>> begin INPUT ROWS
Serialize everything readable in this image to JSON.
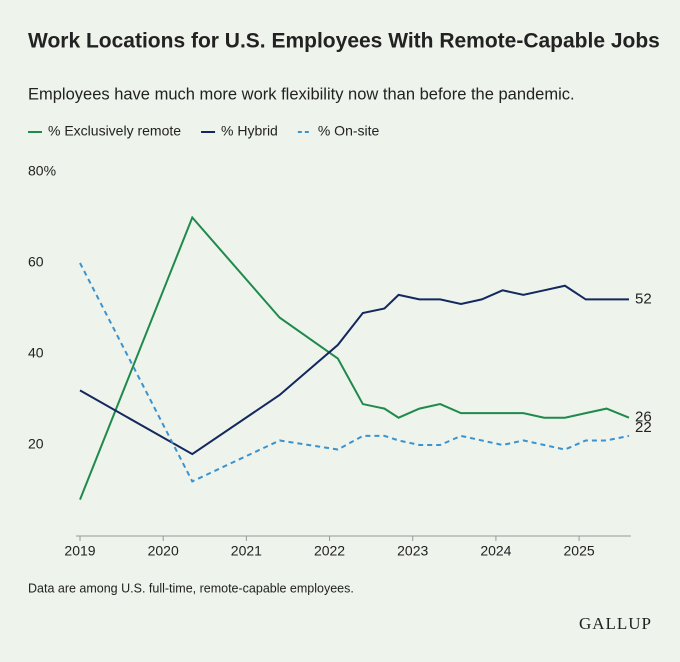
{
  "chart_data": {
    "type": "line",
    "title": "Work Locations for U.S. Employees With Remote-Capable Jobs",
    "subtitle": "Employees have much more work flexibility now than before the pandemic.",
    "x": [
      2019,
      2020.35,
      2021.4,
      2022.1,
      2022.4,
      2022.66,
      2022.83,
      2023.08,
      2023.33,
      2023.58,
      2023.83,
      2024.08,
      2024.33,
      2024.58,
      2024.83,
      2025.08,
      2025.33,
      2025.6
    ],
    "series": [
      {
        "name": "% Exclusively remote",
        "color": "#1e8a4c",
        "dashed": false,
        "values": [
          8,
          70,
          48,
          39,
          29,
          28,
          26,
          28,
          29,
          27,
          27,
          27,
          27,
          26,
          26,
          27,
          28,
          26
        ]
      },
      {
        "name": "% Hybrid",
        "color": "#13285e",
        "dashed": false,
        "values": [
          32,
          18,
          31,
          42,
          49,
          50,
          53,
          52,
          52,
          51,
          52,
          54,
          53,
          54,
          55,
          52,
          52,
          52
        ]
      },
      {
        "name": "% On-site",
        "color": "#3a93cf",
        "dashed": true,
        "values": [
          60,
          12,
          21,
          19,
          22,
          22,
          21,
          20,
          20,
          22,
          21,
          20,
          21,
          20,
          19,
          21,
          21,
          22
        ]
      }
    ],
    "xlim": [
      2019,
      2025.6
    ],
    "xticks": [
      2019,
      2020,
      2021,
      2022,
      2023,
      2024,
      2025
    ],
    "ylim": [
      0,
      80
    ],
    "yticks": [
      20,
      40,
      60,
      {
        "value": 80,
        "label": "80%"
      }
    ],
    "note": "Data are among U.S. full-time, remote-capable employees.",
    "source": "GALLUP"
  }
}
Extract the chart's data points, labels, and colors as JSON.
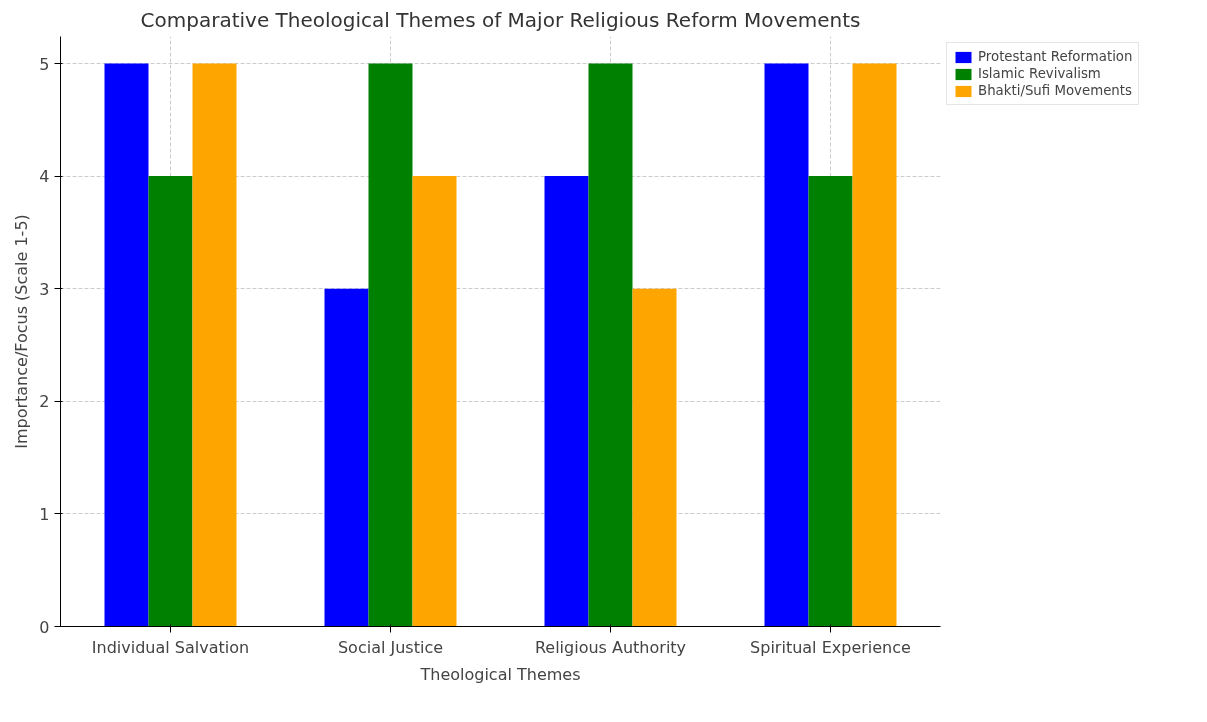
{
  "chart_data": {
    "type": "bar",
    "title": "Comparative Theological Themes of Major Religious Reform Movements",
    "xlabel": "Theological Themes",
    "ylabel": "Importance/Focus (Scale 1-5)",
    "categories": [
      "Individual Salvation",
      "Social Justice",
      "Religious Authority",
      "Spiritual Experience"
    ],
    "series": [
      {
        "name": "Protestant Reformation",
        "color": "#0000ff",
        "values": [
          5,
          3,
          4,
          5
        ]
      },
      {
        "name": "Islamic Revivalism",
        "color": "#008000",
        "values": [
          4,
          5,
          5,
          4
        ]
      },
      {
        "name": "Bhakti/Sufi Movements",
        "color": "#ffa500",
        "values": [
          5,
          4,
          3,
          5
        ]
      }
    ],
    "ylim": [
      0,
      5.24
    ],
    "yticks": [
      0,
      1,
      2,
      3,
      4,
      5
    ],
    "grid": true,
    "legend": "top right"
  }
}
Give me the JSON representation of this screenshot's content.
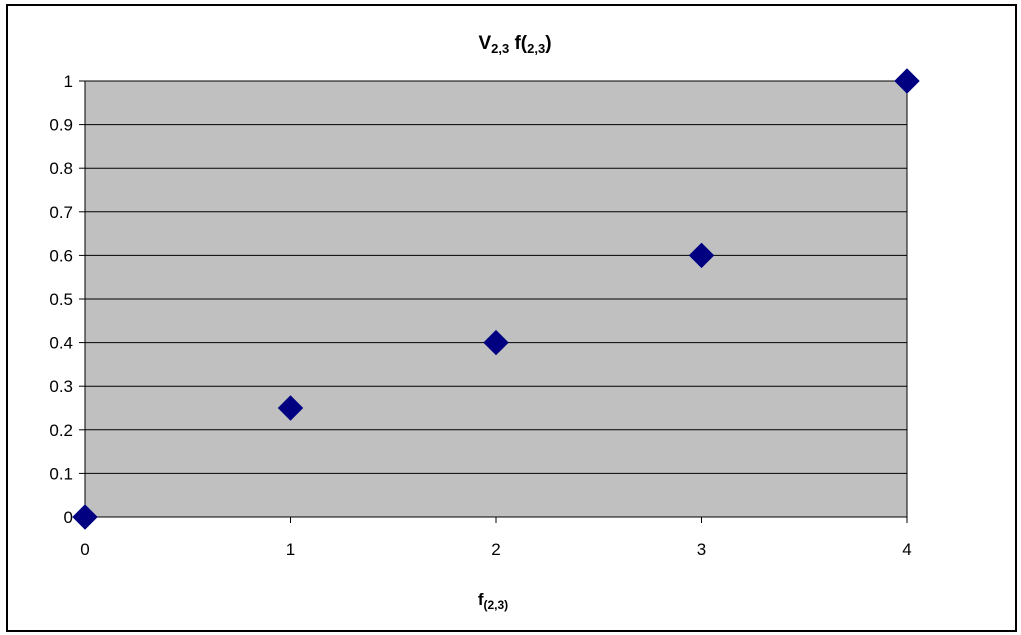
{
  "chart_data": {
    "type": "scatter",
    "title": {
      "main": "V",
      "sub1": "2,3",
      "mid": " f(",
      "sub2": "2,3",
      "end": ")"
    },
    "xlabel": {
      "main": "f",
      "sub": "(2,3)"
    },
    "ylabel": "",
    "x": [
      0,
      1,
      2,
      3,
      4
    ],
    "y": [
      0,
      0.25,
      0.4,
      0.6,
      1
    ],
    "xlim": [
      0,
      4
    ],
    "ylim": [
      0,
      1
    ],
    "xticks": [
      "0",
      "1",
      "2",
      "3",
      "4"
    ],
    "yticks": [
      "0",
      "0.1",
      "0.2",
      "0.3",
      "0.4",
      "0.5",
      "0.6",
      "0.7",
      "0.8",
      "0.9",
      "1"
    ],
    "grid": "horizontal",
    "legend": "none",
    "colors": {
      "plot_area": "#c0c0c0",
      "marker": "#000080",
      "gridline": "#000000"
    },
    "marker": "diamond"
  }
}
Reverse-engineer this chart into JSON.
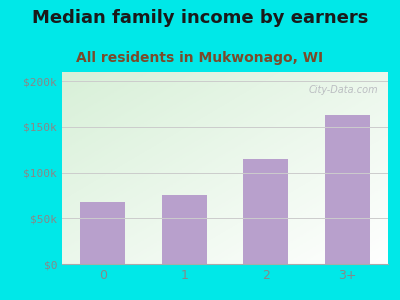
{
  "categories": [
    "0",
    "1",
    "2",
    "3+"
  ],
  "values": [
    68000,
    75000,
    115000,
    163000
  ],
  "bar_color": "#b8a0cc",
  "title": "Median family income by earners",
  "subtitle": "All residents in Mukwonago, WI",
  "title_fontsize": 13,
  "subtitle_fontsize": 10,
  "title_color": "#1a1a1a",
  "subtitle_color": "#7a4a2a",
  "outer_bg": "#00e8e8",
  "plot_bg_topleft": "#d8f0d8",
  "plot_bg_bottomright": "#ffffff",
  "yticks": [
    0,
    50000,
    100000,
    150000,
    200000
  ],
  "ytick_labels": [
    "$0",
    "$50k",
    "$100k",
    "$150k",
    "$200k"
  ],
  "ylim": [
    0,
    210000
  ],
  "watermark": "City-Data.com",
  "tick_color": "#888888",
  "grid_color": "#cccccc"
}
>> end INPUT ROWS
>> begin INPUT ROWS
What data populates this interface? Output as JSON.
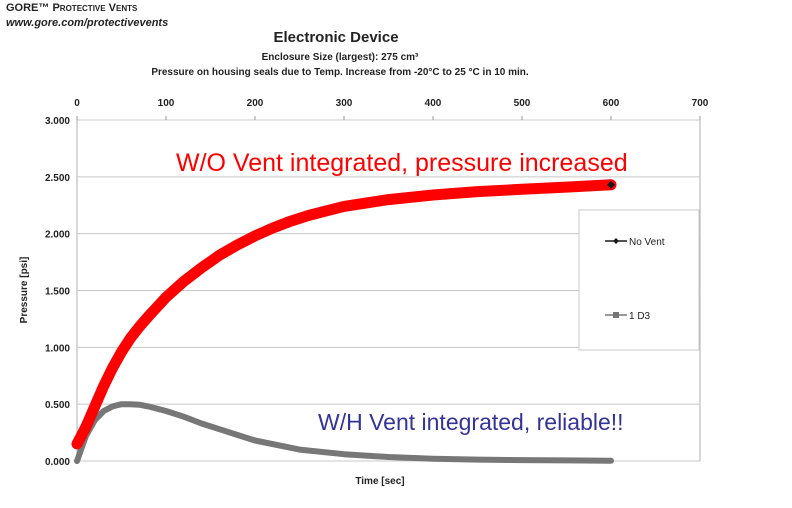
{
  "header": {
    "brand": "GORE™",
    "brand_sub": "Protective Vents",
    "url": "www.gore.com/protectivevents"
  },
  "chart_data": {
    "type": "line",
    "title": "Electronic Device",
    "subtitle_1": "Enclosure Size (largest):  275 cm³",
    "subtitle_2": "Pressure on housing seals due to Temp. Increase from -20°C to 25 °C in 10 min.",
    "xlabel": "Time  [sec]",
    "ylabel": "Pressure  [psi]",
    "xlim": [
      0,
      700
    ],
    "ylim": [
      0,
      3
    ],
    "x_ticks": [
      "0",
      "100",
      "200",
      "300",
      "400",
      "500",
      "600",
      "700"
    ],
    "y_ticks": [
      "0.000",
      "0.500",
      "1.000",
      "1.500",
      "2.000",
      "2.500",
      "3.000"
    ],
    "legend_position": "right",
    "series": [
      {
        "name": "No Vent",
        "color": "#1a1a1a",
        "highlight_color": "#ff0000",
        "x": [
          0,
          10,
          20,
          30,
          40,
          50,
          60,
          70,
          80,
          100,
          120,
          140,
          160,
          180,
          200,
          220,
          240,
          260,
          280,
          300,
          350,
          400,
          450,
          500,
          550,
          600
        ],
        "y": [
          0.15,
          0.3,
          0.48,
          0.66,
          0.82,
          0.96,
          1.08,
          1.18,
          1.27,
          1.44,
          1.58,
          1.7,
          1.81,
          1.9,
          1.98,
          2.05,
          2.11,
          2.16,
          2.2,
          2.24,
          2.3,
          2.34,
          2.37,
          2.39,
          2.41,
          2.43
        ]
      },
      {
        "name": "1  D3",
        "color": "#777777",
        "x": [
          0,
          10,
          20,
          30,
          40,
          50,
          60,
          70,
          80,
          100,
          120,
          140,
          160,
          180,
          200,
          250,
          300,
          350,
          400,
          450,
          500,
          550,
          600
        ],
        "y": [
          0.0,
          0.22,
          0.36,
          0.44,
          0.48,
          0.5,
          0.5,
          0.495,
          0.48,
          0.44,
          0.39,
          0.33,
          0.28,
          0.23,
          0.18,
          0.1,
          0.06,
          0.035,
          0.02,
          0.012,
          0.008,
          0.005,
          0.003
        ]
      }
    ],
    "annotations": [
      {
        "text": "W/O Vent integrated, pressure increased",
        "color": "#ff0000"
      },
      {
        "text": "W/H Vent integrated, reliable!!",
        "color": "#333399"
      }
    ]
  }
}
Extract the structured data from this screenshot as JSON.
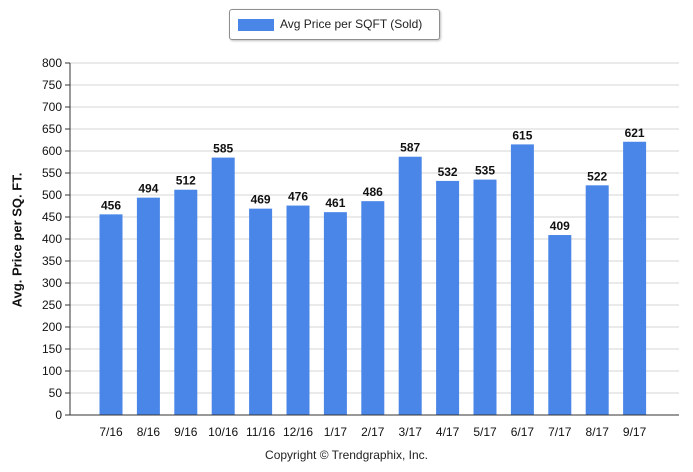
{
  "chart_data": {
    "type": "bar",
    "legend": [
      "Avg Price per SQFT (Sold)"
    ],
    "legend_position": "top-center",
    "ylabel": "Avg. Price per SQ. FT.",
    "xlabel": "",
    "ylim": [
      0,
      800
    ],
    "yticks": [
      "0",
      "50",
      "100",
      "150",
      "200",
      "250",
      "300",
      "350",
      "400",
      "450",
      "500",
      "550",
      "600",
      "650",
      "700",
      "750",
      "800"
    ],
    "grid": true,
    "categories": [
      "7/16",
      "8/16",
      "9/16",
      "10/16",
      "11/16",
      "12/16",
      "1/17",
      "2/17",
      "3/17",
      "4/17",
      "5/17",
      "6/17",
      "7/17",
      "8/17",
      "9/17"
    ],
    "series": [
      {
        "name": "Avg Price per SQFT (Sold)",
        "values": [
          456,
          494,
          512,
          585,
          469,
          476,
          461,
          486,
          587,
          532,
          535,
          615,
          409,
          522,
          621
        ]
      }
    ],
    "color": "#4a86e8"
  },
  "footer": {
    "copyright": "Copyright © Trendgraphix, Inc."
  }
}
>> end INPUT ROWS
* **PROBLEM**
Gather all lines where the word "Sold" appears.

* **COMPLETED EXERCISE**
      "Avg Price per SQFT (Sold)"
        "name": "Avg Price per SQFT (Sold)",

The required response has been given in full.